┏━━

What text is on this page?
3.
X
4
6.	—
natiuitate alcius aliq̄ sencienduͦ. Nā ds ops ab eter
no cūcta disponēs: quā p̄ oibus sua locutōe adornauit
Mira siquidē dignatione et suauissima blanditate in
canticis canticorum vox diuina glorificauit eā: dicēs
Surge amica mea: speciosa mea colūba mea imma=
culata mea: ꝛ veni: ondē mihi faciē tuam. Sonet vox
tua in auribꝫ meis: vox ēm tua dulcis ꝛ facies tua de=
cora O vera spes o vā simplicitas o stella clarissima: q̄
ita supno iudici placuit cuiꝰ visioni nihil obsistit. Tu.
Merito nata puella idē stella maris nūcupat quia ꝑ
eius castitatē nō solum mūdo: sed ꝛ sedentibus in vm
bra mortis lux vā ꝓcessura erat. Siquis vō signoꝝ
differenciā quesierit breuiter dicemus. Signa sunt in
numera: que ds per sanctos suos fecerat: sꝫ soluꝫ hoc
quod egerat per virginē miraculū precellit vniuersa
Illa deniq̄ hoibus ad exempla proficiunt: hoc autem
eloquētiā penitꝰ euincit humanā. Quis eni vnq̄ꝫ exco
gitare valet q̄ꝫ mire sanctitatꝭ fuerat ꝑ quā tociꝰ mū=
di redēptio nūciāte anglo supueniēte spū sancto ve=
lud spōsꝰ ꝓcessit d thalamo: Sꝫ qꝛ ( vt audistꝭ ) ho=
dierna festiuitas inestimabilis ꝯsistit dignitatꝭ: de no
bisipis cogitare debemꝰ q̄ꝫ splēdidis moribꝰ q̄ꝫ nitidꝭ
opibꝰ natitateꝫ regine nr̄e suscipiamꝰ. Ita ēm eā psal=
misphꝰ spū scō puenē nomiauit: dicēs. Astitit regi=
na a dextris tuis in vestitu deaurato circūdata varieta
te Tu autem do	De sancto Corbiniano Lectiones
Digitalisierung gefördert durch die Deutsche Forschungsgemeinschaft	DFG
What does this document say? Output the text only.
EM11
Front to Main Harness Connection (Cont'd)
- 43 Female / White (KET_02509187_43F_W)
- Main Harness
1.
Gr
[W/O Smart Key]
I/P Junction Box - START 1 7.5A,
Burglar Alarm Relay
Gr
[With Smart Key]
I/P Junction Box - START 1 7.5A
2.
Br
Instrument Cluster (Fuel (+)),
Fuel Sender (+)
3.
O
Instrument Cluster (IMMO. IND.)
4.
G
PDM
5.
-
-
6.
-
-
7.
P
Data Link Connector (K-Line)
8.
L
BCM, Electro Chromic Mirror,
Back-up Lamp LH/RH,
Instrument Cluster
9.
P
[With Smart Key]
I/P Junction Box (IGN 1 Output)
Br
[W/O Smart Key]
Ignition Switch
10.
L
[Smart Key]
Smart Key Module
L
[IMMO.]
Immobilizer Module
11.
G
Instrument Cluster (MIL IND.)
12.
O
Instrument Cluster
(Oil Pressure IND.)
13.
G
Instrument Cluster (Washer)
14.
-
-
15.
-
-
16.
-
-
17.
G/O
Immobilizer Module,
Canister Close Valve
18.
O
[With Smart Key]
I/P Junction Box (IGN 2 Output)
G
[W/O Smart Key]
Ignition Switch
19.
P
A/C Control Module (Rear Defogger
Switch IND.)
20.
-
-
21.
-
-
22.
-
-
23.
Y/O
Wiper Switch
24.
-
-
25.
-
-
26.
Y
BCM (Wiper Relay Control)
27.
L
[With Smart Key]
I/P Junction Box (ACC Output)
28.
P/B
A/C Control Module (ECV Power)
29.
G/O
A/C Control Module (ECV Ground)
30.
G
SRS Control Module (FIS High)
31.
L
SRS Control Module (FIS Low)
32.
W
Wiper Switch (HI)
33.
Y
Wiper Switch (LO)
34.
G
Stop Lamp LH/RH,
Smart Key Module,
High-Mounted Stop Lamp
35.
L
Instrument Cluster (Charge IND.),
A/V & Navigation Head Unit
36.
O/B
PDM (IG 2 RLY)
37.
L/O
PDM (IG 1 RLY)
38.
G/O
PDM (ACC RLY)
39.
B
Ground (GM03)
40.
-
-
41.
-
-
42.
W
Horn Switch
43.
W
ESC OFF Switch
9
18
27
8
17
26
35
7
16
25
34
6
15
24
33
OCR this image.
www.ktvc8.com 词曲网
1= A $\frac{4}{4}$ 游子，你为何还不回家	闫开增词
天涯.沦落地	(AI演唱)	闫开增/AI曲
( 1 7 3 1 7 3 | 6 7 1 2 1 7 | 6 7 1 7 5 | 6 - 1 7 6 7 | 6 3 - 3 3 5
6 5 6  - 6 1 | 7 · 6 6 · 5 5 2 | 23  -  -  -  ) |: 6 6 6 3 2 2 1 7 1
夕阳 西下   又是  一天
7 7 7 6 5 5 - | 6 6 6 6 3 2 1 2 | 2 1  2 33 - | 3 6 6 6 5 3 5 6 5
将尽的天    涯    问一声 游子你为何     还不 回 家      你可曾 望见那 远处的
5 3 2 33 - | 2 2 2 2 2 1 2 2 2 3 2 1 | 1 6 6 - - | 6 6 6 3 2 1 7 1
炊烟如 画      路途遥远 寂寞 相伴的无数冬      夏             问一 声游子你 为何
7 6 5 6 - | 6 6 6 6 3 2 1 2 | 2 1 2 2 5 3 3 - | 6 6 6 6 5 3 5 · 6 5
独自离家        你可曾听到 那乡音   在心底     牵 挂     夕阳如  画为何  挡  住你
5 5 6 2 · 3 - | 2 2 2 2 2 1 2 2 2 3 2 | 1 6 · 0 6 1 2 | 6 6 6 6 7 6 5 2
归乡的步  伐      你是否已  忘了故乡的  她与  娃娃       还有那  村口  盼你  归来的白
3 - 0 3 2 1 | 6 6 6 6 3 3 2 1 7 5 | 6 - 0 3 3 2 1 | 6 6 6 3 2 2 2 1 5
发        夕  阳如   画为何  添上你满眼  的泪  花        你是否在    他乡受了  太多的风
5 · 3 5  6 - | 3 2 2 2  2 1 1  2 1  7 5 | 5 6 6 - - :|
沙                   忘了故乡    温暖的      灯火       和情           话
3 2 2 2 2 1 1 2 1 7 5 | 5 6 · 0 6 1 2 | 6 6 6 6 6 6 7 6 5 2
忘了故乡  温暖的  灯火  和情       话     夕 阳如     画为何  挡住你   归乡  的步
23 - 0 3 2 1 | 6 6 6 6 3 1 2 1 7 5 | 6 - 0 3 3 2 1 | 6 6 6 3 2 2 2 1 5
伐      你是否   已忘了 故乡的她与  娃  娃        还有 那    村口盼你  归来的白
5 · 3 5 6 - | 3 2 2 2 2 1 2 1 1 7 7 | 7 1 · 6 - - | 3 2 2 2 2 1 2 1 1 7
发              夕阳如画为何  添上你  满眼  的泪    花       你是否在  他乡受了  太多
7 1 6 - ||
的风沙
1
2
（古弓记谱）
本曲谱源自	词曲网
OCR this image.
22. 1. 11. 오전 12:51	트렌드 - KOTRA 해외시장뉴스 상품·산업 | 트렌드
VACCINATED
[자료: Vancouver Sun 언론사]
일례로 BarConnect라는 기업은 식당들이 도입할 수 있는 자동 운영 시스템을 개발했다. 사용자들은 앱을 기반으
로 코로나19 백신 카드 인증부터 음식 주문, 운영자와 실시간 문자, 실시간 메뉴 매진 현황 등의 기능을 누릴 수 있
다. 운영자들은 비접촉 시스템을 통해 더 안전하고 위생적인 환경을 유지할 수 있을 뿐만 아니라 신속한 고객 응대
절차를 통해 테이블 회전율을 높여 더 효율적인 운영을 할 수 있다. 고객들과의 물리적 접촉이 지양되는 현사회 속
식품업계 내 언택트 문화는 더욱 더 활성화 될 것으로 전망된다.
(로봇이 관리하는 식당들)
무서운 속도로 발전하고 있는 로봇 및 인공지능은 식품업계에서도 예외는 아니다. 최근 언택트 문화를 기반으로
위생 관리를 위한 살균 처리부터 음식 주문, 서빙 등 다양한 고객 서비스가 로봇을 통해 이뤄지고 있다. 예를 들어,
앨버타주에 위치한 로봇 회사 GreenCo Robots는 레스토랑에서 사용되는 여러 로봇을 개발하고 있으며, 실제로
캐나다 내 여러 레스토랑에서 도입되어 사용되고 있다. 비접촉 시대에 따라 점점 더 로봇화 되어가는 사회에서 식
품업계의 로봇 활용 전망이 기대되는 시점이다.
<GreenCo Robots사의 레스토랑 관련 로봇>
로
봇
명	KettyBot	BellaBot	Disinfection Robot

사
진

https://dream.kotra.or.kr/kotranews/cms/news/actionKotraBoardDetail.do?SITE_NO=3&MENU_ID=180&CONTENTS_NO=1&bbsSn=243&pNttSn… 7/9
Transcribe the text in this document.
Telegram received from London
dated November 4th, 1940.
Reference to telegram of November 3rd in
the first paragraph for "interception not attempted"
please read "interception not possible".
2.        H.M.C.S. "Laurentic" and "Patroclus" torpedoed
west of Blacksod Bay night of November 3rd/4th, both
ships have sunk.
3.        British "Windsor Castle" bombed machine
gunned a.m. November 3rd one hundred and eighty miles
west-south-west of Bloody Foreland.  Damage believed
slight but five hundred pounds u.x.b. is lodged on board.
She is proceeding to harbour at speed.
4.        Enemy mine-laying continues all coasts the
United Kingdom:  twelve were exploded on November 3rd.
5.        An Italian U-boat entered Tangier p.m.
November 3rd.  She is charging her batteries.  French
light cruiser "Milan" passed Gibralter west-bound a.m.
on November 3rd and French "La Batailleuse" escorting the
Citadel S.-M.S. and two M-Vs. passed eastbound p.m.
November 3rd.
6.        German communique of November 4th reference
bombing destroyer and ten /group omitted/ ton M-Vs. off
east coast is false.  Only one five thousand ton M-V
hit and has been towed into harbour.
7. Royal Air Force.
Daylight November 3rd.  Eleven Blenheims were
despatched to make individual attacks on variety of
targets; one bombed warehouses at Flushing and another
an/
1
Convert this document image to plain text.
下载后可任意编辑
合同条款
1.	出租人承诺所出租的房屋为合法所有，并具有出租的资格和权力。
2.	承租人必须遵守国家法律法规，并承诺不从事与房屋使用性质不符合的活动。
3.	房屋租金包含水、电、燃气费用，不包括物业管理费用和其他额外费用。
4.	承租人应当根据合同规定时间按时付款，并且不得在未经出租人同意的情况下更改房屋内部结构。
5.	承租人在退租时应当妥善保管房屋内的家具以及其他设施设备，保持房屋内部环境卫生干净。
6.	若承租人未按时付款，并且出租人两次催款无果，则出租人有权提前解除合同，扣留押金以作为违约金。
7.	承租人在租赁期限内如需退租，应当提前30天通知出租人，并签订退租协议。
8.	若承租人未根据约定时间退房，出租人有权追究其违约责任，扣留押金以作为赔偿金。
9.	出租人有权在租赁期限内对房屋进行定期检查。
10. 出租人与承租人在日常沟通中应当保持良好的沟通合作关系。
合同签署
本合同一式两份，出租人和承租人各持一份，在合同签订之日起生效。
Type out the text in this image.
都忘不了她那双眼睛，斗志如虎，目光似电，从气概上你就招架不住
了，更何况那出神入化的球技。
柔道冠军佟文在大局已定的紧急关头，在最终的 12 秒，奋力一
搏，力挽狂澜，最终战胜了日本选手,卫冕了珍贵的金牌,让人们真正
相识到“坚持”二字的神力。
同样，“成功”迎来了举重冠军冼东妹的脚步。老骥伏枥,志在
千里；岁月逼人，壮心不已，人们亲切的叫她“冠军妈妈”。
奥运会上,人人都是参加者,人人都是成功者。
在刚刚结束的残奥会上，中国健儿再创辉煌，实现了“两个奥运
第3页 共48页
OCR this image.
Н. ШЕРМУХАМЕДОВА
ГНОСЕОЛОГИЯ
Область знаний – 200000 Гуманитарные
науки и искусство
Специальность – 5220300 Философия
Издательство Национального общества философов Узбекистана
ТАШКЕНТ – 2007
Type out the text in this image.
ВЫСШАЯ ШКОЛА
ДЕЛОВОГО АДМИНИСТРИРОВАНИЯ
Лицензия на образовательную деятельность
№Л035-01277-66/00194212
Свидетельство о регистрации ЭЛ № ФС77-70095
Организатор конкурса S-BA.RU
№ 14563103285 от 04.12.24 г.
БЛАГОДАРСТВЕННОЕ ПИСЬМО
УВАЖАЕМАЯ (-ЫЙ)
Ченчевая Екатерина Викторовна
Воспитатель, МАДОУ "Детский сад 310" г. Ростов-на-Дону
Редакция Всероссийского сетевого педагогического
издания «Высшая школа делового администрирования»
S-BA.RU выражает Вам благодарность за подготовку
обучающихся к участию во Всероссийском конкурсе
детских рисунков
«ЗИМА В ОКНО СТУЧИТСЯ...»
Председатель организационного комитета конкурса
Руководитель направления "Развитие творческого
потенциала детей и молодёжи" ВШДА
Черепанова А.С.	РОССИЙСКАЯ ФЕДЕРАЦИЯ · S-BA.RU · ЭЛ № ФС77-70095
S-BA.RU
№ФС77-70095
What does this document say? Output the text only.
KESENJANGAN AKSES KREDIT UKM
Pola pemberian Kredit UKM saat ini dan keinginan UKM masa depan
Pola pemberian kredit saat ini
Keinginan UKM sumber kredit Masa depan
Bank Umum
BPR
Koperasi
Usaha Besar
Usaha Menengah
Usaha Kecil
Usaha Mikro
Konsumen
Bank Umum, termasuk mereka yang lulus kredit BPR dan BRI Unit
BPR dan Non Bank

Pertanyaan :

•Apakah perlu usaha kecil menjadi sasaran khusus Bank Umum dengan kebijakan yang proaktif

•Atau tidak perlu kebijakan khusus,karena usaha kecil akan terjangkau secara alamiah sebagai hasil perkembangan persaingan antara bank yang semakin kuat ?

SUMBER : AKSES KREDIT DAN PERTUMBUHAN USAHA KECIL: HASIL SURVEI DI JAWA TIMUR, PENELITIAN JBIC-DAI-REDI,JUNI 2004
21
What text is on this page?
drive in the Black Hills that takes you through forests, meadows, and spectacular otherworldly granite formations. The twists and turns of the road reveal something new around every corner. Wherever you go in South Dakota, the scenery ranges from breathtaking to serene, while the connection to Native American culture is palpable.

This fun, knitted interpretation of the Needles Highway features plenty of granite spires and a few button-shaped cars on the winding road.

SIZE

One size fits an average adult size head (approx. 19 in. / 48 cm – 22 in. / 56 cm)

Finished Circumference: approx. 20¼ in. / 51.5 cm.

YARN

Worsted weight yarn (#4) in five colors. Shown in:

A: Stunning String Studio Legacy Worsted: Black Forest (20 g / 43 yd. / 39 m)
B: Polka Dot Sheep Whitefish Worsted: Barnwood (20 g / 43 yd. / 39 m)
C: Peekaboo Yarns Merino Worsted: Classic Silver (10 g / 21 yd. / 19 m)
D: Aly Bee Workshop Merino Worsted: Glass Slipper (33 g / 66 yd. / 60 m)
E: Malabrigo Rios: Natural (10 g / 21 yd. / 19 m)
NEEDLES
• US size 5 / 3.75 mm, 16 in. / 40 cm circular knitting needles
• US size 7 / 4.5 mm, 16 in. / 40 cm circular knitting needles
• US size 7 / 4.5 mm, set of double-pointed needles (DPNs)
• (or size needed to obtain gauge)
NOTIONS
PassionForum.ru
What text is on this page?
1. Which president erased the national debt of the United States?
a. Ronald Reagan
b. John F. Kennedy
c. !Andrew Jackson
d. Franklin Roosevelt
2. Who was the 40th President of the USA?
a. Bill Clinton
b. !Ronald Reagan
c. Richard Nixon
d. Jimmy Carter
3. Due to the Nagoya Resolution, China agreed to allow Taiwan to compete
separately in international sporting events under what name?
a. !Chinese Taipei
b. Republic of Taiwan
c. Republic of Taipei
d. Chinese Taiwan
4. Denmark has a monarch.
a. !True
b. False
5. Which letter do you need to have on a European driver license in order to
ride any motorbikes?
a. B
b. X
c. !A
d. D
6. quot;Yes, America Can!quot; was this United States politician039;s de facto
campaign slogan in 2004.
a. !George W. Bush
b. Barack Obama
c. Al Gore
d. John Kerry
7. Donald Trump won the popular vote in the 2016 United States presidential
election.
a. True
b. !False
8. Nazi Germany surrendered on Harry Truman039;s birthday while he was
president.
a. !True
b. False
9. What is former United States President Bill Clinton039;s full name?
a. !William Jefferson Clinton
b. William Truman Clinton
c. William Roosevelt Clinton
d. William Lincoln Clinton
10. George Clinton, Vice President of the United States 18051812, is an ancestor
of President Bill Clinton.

┗━━

• **STATED GOAL**:
Count how many lines of the listing above include "granite" and report that number alone.

• **SOLUTION TO THE PROBLEM**:
2